* Task: Which lines have the string "Professional"? Copy all of them from the entries below.

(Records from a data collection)
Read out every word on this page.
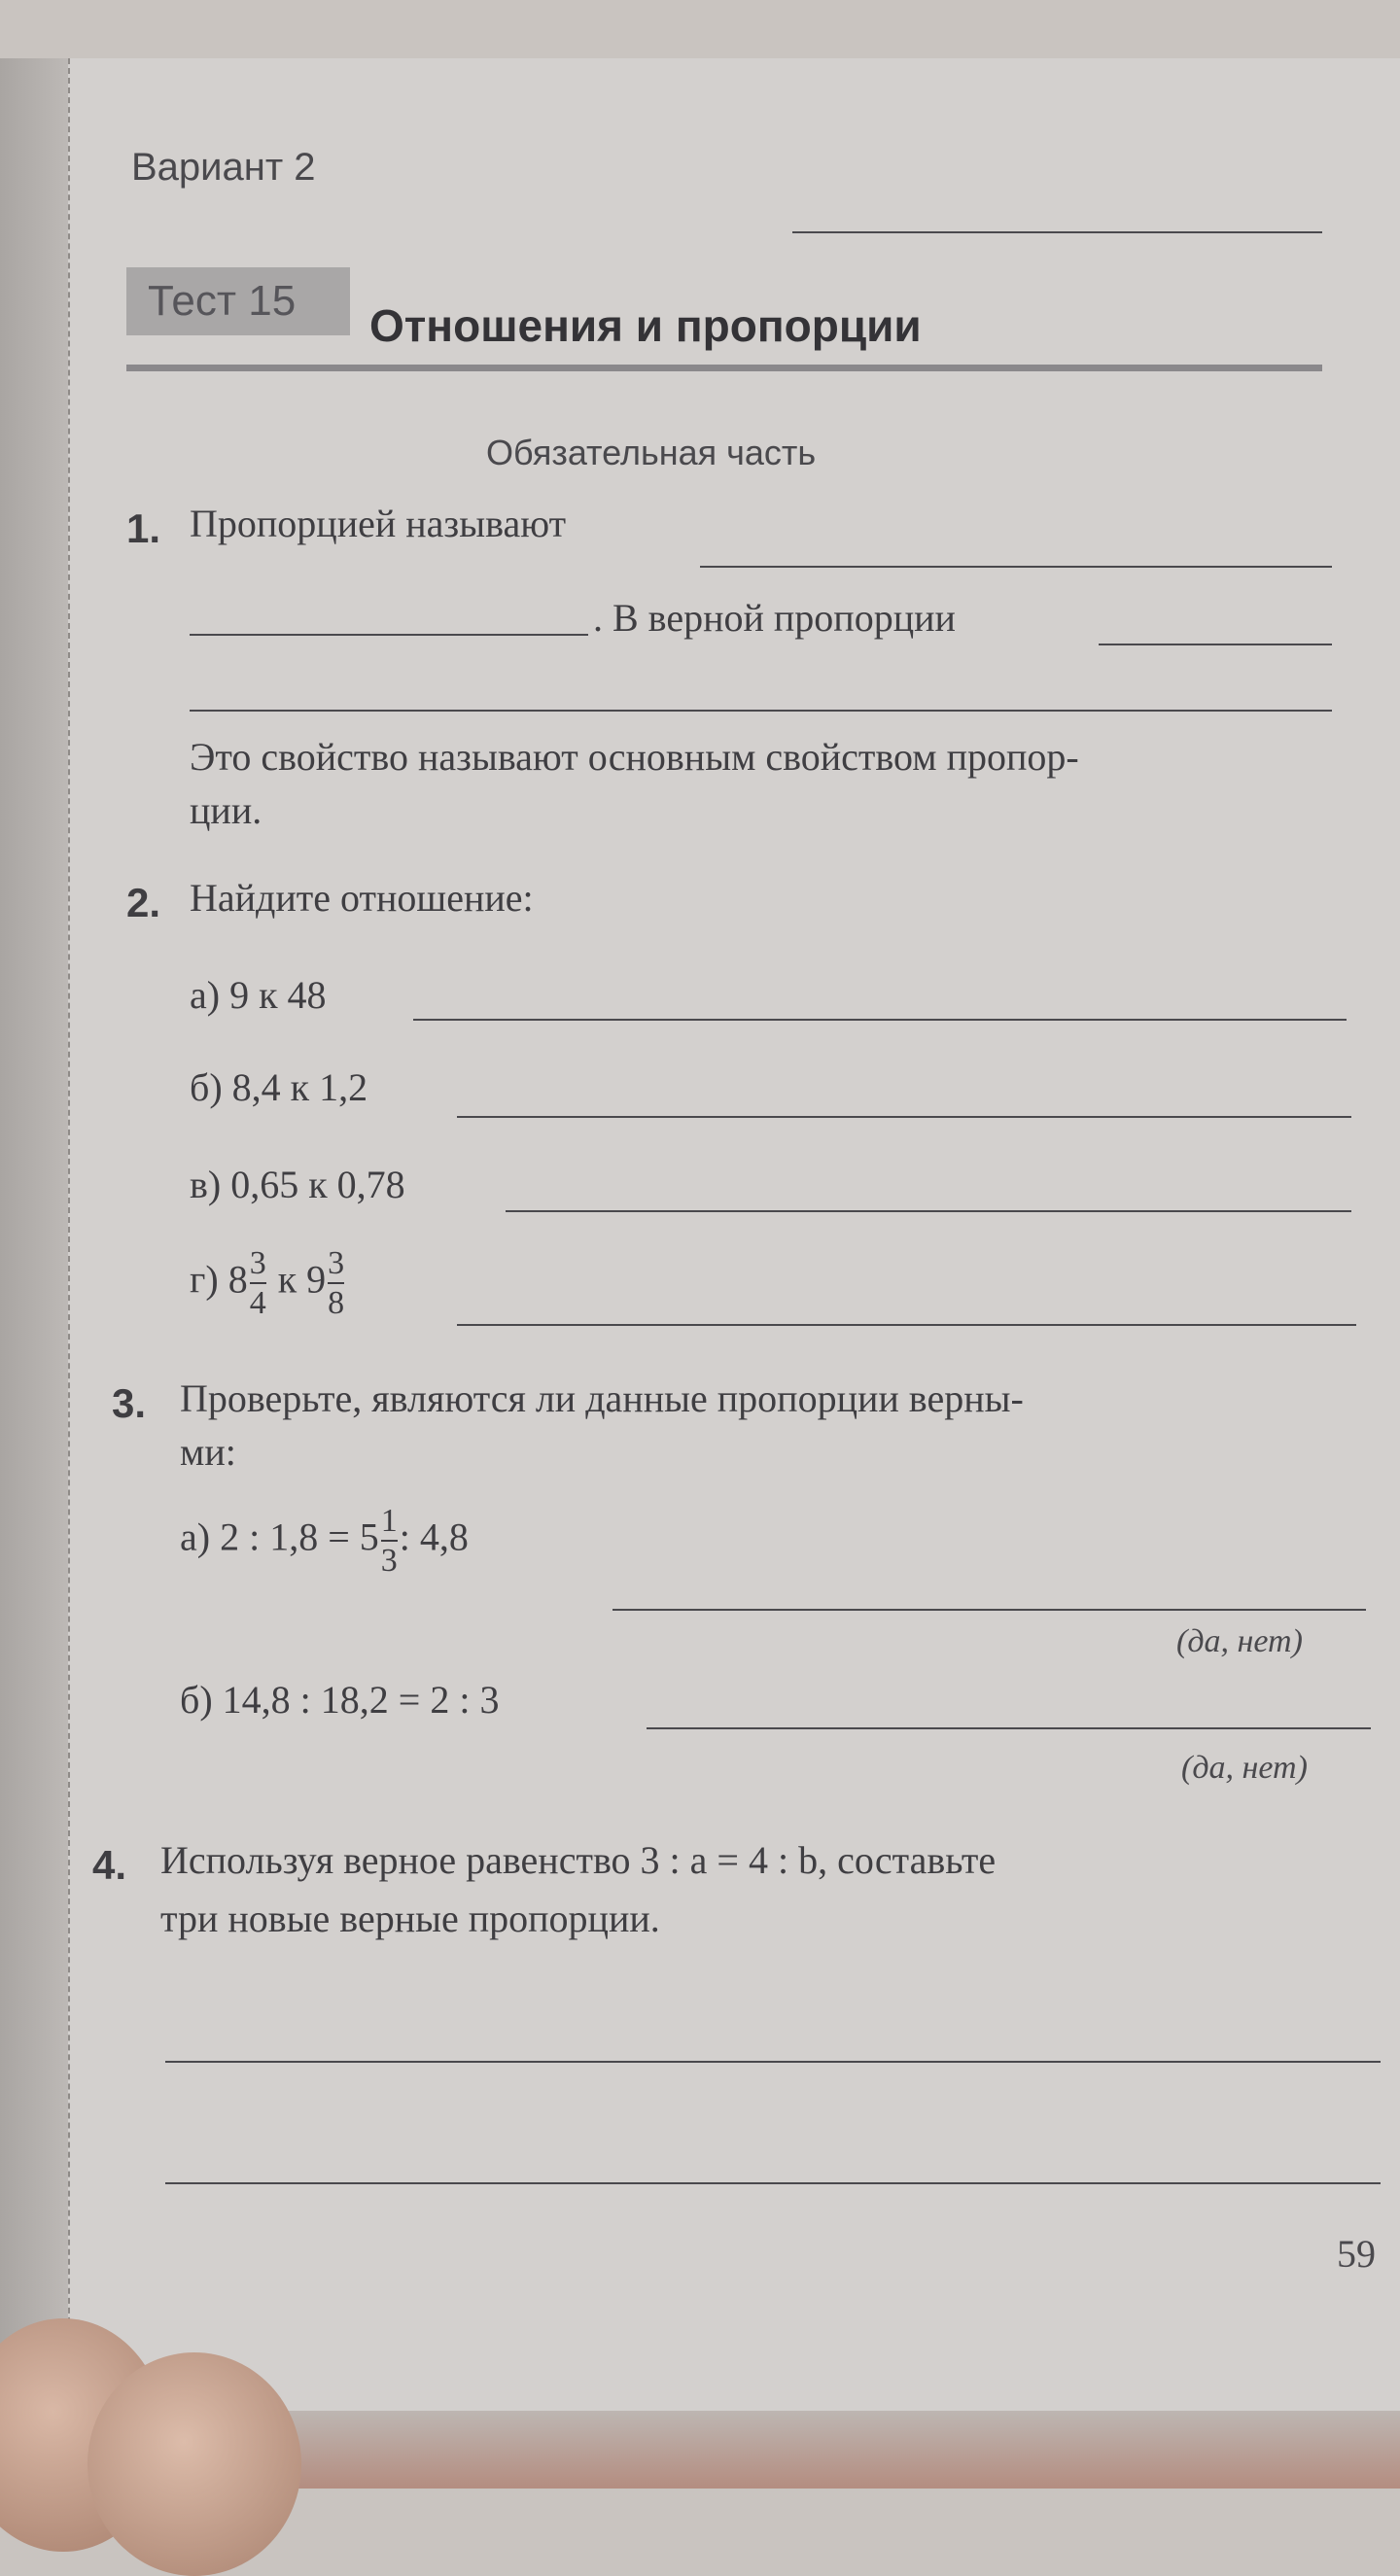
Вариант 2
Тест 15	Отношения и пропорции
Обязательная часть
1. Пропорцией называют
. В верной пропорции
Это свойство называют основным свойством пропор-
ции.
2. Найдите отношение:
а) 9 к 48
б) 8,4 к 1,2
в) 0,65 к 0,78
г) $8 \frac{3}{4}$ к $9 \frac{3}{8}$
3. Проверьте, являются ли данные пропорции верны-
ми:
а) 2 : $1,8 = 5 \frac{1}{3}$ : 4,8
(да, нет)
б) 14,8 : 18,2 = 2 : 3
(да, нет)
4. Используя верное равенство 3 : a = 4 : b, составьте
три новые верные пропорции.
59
==
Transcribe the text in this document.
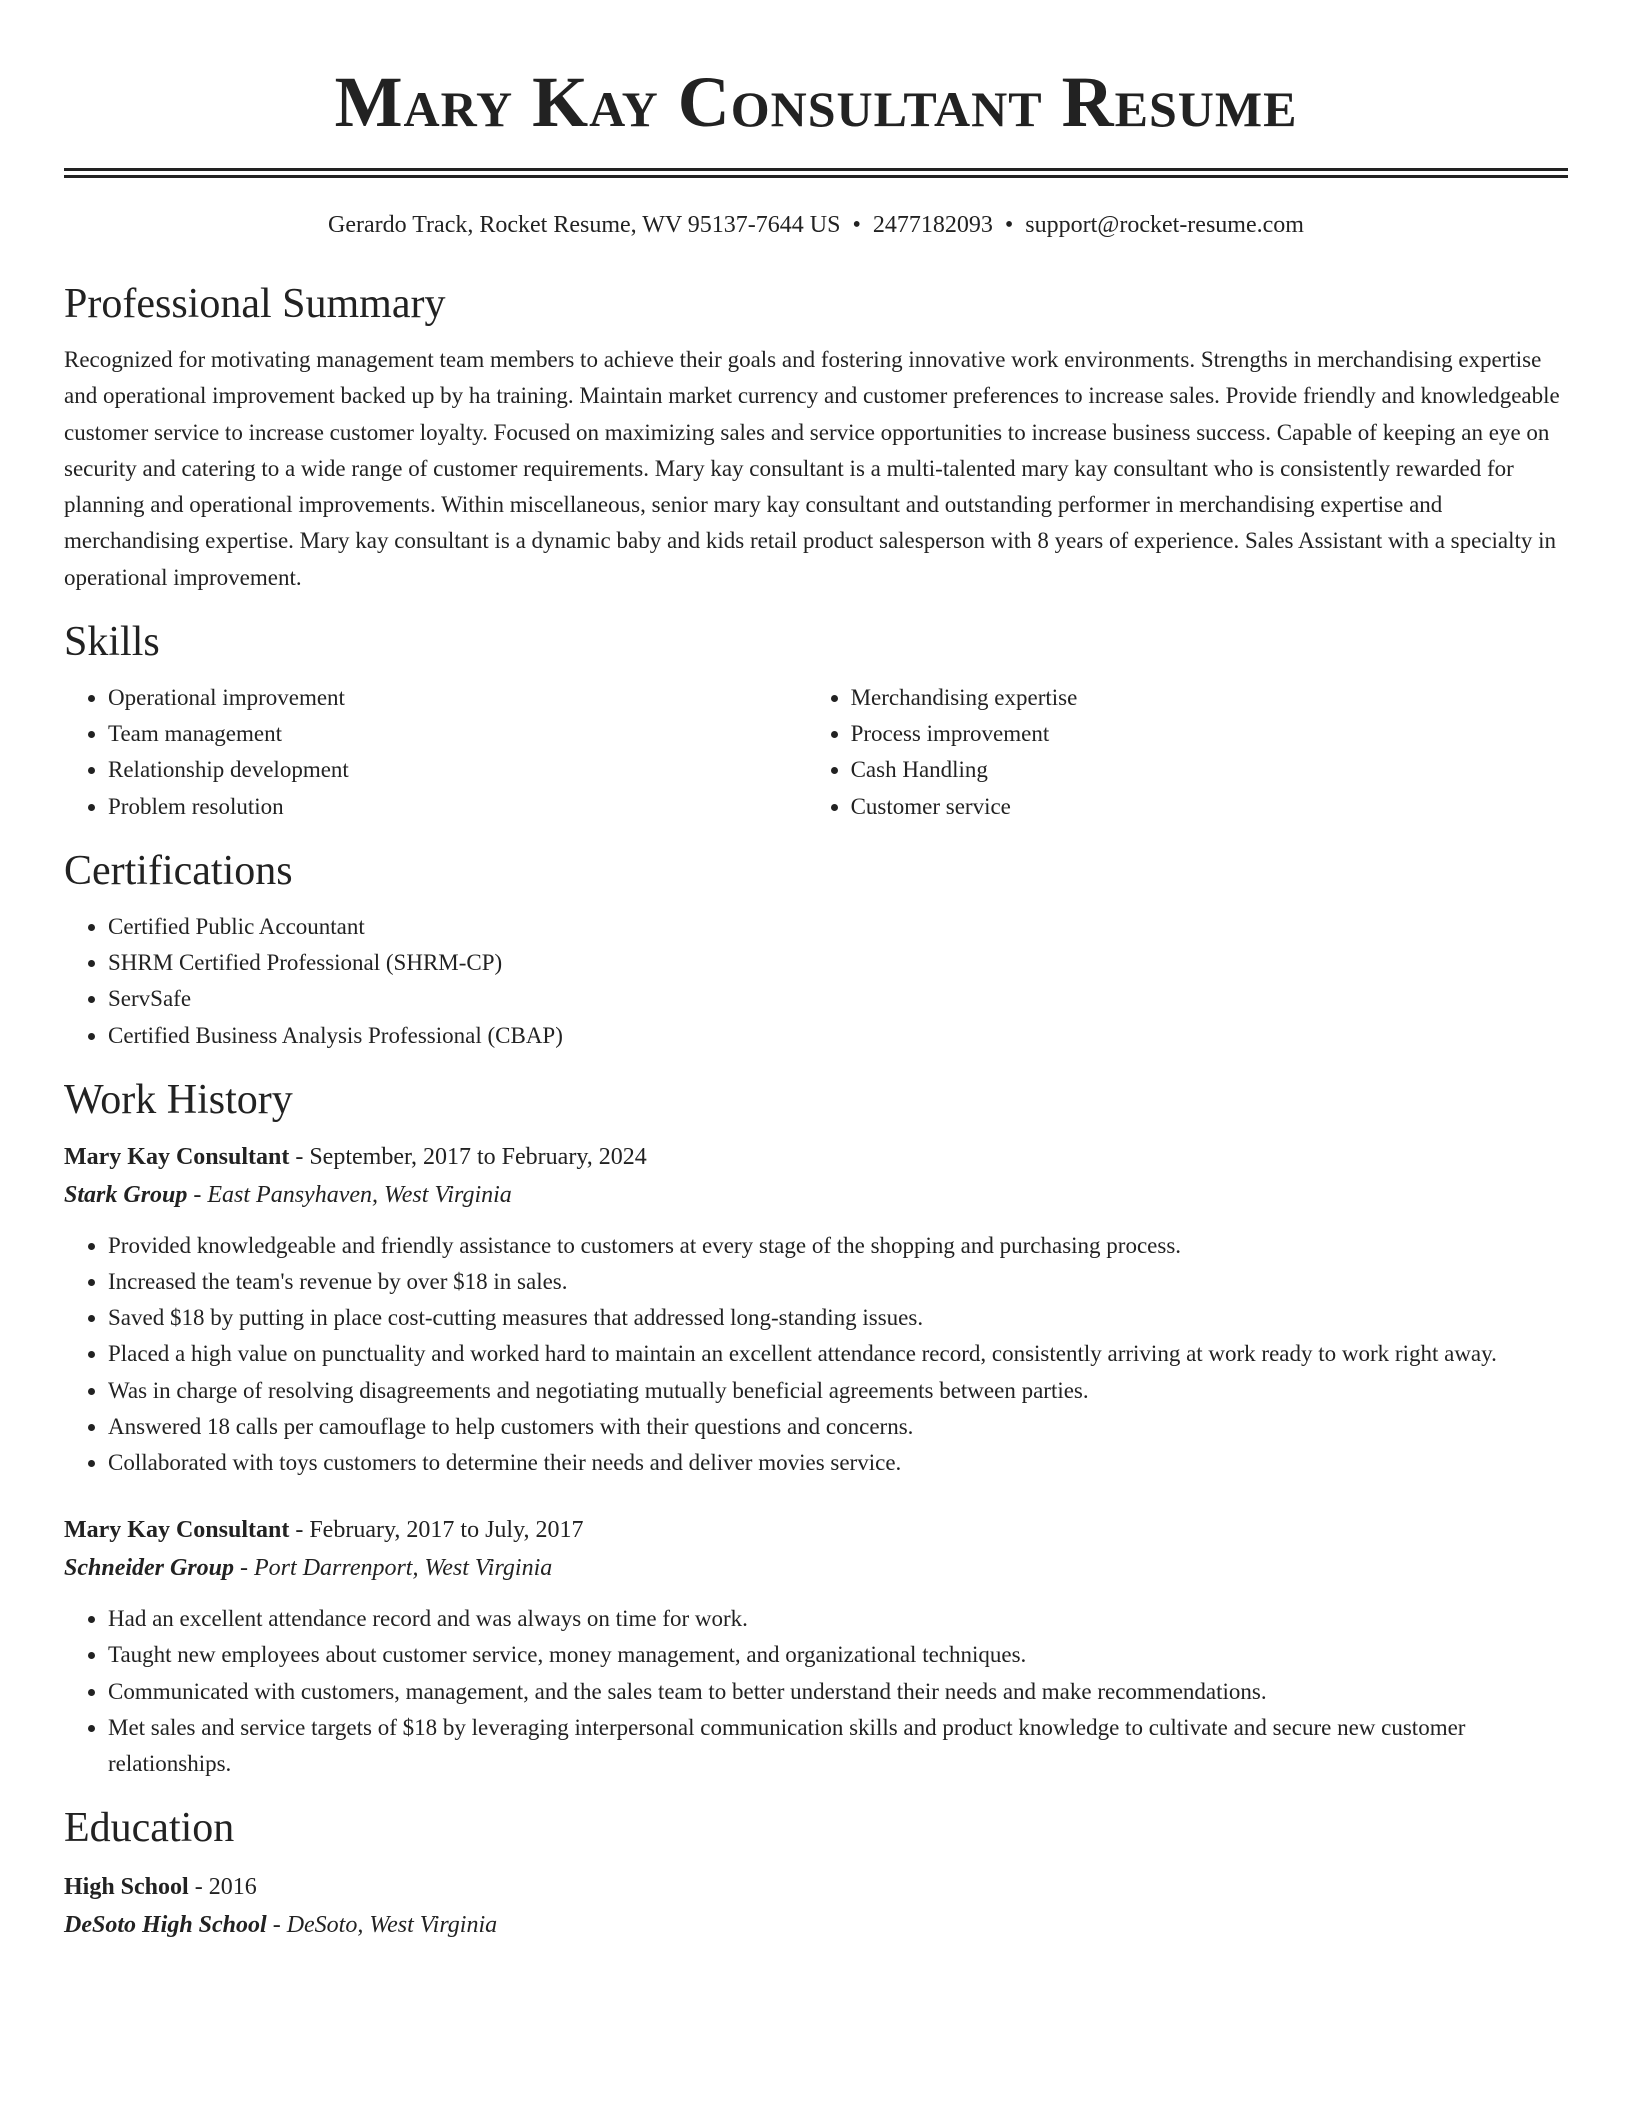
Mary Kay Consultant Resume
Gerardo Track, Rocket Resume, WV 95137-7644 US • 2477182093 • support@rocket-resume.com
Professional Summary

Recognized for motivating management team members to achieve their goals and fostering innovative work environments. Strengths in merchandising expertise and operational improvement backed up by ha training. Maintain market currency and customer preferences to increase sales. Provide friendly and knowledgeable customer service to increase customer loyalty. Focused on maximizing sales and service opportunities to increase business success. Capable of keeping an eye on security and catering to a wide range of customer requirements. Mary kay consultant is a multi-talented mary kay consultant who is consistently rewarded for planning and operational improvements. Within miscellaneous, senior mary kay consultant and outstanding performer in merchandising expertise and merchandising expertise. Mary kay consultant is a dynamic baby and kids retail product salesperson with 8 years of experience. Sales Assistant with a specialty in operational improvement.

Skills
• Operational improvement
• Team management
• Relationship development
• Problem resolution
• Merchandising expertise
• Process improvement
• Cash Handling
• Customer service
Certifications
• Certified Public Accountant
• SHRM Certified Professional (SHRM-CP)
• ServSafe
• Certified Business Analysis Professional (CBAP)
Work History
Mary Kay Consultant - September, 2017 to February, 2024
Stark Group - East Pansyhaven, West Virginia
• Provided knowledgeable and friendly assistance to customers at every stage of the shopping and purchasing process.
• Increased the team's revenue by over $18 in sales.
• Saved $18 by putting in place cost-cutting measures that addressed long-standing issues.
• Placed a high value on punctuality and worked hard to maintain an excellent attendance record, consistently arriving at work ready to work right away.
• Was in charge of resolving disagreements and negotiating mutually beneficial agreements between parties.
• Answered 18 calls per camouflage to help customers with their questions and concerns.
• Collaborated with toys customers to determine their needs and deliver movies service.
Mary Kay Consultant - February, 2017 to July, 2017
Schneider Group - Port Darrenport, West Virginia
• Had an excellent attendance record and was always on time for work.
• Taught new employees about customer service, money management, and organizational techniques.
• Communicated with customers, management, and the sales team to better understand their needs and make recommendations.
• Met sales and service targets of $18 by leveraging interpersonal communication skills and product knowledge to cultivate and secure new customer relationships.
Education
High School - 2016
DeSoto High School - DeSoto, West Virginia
* * *
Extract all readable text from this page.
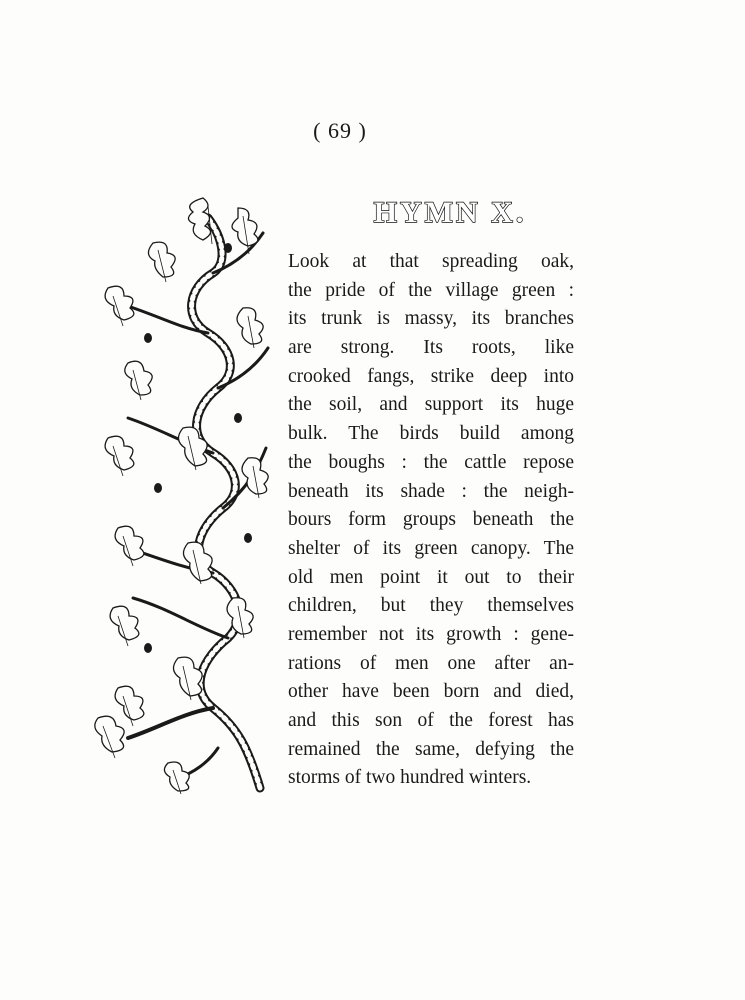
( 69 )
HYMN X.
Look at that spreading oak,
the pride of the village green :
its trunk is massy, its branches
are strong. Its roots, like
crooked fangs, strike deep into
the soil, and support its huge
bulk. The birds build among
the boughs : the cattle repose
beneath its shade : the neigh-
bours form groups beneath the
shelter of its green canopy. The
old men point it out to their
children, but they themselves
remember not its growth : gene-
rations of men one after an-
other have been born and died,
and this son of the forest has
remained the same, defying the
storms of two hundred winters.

* Output for this task:
Professional Summary
• SHRM Certified Professional (SHRM-CP)
• Certified Business Analysis Professional (CBAP)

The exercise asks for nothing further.